Dataset entries
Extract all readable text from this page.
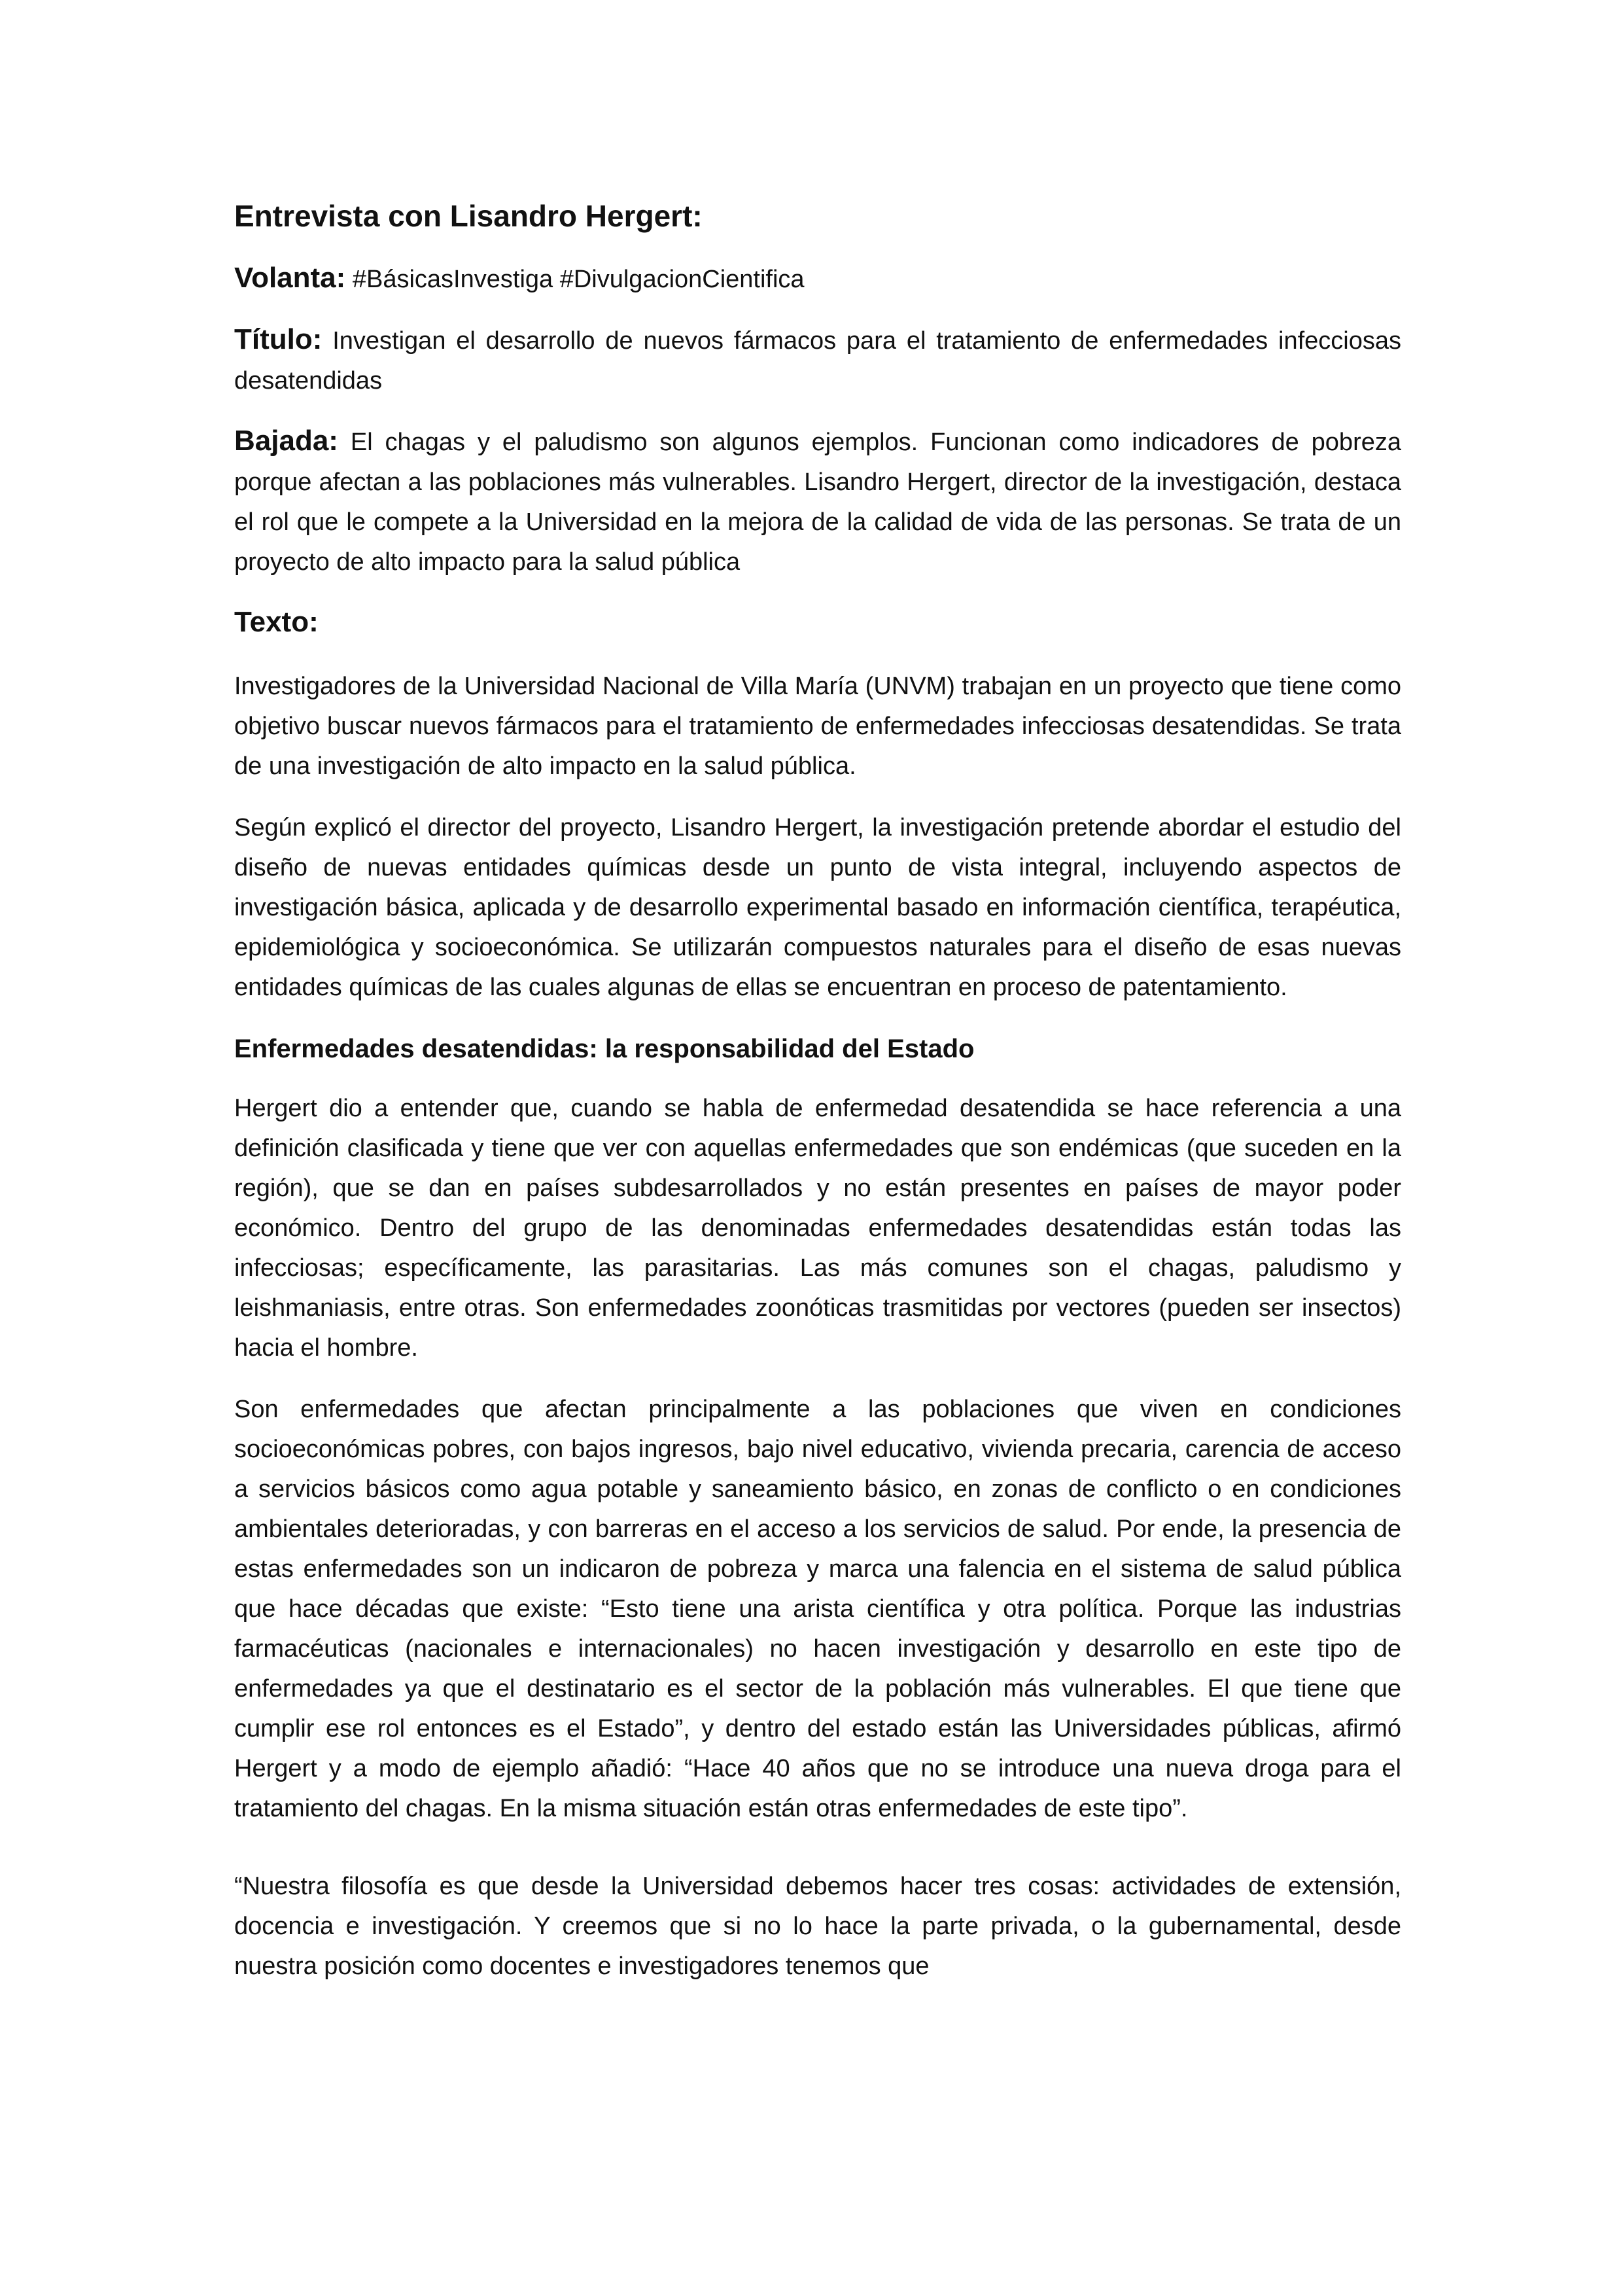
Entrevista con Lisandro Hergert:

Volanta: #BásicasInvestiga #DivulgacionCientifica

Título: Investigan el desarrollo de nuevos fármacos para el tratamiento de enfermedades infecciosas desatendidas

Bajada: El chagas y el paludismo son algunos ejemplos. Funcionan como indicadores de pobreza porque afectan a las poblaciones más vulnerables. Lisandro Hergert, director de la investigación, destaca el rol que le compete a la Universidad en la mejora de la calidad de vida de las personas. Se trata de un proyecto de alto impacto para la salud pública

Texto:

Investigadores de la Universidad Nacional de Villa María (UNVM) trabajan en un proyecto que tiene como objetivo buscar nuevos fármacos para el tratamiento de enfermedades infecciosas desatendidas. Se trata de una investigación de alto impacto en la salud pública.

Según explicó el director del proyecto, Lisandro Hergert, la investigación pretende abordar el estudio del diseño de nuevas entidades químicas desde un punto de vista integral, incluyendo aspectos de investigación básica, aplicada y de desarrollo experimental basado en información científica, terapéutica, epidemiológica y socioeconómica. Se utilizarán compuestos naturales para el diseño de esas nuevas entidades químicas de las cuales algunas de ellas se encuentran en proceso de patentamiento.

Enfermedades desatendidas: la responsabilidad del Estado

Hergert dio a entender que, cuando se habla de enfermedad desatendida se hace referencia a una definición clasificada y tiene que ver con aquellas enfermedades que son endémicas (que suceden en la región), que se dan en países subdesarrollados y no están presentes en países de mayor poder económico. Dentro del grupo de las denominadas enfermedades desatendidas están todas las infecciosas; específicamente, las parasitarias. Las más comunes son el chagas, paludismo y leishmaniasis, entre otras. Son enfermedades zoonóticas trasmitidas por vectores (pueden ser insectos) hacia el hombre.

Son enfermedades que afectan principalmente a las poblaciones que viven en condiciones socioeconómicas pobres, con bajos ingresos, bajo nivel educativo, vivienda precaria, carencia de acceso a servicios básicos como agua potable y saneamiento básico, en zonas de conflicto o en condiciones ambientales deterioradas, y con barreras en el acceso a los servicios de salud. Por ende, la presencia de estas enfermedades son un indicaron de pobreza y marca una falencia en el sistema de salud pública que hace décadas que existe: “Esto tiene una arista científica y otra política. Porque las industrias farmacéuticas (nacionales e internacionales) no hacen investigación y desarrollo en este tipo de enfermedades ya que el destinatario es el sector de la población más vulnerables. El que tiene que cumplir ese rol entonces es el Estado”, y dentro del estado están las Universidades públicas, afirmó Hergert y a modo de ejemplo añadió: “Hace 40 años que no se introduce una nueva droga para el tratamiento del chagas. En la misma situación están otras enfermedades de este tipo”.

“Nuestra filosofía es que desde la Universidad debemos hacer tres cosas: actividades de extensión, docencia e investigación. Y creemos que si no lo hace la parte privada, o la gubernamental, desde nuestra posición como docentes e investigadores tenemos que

==

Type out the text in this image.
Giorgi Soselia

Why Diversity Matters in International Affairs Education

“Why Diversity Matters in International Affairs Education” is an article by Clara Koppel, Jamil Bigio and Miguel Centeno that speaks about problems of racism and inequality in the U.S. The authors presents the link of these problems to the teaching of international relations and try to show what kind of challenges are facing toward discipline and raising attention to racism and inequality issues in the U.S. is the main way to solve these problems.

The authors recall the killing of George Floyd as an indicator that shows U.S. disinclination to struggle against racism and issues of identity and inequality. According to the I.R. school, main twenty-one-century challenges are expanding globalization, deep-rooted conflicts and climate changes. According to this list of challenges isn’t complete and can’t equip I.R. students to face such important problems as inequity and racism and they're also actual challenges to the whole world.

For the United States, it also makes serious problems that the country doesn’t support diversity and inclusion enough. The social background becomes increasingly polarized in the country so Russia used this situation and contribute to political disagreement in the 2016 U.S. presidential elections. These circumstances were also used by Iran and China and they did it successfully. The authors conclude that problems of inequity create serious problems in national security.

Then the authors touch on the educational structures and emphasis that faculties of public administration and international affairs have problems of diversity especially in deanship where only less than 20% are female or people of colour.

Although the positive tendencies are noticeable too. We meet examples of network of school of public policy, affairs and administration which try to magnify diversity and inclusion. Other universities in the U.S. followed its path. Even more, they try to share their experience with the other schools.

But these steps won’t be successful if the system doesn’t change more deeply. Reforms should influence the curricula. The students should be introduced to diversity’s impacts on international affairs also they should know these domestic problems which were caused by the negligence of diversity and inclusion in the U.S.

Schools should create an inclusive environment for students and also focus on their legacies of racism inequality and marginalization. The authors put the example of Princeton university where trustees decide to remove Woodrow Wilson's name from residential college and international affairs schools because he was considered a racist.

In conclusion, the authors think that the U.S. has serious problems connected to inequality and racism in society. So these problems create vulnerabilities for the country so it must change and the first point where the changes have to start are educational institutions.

- **TASK DIRECTIONS**
Count the lines above that contain the word "Matters", and reply with only that number.

- **SOLUTION FOR THIS TASK**
2